[START Input material]

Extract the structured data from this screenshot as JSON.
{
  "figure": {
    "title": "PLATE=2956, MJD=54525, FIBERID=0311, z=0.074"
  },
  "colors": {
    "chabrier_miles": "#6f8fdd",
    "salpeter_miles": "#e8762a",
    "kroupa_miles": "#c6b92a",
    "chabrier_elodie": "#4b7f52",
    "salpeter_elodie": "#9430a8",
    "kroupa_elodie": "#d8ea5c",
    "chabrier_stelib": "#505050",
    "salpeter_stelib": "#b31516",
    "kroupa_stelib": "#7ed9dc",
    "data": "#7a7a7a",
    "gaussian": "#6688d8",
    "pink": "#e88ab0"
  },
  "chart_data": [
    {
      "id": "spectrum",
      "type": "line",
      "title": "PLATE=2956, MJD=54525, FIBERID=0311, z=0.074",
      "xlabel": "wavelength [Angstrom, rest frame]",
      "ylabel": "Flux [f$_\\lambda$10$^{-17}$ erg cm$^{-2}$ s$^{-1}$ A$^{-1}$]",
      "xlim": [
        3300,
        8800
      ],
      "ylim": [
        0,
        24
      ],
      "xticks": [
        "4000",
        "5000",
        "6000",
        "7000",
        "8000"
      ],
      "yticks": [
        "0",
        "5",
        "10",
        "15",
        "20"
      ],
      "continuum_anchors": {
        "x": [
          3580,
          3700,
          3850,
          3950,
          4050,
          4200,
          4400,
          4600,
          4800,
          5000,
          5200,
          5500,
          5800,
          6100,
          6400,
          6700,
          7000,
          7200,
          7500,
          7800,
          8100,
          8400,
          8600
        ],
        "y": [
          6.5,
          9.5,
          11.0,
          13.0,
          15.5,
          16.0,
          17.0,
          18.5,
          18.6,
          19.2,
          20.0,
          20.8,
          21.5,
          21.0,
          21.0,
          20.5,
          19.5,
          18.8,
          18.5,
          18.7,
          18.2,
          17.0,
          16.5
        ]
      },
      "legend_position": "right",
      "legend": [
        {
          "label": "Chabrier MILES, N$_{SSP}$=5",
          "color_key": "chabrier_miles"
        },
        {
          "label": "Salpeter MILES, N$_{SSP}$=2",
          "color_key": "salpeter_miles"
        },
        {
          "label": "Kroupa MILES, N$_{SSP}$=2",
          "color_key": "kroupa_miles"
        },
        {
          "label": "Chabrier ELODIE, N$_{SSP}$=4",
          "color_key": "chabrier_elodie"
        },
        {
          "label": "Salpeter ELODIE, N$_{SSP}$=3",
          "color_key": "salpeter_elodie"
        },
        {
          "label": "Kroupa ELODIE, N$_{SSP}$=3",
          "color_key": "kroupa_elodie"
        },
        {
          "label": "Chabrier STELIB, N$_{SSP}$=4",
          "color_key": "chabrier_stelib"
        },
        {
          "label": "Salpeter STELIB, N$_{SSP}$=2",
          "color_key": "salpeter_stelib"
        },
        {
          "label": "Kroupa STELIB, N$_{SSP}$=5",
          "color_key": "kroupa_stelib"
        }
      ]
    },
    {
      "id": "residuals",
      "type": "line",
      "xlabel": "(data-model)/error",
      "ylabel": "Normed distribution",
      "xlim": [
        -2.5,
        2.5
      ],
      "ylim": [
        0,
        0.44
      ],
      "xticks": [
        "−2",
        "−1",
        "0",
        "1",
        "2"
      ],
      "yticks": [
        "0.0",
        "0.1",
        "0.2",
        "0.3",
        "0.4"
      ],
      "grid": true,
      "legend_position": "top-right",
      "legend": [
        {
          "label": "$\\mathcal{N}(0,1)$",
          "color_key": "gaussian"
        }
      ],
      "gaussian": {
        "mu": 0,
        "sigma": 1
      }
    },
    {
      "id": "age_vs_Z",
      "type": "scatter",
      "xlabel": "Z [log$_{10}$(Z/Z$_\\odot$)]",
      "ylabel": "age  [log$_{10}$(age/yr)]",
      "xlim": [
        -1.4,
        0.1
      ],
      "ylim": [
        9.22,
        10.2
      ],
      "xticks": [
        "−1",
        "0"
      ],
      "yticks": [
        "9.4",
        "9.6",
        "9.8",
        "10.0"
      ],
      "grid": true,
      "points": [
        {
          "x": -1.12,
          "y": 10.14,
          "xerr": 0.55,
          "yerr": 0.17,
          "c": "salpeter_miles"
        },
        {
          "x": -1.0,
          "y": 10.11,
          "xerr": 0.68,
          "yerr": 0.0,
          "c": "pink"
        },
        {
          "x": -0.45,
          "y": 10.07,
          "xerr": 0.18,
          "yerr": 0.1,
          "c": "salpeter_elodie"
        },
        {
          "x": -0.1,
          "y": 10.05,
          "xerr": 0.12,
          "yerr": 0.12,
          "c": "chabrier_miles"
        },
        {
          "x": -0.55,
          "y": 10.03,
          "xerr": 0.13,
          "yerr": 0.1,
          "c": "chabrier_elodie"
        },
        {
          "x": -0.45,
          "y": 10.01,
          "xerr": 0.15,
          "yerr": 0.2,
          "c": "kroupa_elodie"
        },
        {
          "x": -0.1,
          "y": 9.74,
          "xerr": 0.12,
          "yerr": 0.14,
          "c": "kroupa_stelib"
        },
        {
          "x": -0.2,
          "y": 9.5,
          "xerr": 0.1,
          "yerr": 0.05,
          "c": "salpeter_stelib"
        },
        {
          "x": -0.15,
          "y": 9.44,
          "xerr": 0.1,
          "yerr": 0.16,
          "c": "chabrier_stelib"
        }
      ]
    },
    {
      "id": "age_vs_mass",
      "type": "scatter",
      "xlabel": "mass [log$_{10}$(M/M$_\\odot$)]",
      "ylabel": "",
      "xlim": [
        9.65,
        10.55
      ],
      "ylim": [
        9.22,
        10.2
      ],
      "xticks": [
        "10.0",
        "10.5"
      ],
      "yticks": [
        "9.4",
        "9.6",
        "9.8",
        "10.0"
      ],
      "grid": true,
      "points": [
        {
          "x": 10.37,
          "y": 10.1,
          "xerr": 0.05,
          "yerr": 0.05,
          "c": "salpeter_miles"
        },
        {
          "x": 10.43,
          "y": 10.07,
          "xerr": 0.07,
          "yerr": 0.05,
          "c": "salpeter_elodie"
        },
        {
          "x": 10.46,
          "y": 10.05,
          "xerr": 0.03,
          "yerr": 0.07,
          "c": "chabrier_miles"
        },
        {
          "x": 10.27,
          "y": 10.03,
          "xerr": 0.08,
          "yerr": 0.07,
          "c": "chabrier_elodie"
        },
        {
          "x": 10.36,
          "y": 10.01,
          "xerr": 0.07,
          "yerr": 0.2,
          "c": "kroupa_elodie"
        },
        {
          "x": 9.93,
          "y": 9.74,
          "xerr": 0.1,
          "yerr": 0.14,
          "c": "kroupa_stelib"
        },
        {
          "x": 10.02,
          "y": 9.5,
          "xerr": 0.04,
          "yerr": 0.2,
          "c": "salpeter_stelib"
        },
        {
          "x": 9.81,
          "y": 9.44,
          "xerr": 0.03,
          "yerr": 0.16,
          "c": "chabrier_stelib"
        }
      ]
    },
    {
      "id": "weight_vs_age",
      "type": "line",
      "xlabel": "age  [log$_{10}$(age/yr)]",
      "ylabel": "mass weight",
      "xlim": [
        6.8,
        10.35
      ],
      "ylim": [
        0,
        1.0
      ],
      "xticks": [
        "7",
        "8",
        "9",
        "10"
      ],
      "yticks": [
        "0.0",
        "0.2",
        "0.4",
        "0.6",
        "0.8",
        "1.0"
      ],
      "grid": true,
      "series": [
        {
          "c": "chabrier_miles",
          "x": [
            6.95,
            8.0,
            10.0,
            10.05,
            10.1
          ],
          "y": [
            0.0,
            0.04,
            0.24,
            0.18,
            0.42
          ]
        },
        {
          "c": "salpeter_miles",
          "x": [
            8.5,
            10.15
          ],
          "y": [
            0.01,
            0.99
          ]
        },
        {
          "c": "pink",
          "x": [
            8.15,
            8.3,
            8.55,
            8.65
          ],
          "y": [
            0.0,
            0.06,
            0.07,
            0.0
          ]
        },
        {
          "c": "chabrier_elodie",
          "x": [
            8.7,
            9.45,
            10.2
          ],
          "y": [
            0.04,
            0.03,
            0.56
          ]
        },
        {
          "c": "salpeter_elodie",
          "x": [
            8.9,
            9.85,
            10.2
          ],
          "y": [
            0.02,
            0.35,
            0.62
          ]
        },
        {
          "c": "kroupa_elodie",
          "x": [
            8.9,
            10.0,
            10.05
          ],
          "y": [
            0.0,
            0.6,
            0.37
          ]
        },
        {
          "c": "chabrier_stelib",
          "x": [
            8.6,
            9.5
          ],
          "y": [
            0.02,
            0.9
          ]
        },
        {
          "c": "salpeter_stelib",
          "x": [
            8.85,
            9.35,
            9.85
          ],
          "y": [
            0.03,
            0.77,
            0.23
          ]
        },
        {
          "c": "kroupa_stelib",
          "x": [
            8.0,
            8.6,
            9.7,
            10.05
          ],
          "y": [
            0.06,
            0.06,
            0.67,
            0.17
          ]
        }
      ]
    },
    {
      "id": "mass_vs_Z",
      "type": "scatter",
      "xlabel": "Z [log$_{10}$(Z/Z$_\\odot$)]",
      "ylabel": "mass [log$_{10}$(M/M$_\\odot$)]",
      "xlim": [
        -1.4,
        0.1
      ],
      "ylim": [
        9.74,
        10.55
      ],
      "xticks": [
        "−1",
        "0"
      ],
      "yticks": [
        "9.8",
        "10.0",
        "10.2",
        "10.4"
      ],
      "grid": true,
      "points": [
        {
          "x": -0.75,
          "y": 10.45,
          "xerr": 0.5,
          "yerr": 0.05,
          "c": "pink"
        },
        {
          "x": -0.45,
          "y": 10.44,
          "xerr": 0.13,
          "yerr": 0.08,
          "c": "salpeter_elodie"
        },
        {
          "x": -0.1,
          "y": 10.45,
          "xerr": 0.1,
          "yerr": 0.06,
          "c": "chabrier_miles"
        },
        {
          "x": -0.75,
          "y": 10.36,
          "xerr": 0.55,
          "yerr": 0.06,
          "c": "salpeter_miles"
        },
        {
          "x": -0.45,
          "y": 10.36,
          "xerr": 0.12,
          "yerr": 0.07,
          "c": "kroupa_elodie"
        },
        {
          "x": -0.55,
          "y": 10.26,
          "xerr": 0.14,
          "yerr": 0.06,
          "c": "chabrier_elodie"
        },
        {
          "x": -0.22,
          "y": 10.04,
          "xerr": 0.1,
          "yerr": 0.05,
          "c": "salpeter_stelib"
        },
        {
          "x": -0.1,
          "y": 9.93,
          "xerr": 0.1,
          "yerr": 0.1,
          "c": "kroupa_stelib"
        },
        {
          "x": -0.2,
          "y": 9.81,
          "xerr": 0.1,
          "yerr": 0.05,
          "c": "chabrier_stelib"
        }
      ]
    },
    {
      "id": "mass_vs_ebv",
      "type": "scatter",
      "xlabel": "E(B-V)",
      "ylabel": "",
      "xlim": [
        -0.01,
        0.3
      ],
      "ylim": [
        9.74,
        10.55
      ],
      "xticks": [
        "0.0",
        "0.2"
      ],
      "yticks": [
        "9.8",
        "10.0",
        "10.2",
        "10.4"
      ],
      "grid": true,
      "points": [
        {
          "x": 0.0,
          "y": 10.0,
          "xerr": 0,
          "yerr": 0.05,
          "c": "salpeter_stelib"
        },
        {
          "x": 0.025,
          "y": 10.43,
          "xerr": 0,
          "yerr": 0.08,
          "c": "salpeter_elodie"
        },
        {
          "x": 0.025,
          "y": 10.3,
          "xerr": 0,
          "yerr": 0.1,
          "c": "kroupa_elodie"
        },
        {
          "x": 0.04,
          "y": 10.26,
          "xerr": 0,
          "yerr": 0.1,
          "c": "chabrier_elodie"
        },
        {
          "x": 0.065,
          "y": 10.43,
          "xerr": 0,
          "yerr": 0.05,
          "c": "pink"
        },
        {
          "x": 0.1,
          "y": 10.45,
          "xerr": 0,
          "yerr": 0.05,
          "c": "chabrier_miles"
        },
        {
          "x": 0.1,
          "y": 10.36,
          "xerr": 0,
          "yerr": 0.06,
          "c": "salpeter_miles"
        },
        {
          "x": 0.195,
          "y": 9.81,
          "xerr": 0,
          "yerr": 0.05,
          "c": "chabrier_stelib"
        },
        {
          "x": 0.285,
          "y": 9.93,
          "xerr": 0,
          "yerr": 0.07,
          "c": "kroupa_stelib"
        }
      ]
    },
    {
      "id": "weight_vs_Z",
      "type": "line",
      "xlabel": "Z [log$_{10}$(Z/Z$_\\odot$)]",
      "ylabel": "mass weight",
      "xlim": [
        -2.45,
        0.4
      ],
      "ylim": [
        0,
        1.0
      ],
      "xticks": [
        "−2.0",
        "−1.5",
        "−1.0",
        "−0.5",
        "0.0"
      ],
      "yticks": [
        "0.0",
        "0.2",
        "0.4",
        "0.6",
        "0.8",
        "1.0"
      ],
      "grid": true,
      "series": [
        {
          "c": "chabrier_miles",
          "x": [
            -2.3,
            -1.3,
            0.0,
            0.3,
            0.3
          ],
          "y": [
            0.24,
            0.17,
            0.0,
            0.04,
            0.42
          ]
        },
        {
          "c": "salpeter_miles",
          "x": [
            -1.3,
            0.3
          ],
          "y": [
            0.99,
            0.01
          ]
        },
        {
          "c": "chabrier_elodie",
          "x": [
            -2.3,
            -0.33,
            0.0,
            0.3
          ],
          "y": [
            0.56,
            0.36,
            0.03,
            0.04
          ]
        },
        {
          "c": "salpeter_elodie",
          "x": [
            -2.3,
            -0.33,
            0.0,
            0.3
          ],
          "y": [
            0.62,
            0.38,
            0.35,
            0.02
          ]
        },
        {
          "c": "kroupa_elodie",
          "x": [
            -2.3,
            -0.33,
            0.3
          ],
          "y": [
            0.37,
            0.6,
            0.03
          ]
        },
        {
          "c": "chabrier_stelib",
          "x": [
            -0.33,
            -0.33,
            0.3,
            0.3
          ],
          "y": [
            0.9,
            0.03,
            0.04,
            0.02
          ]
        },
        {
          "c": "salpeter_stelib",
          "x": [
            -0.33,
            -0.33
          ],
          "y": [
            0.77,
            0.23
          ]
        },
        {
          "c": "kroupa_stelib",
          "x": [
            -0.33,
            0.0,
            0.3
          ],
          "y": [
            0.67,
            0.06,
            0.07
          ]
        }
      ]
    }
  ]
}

[END Input material]

**What the task asks**
Scan the records above for the string "gaussian", then select every line that holds it.

**Result**
    "gaussian": "#6688d8",
          "color_key": "gaussian"
      "gaussian": {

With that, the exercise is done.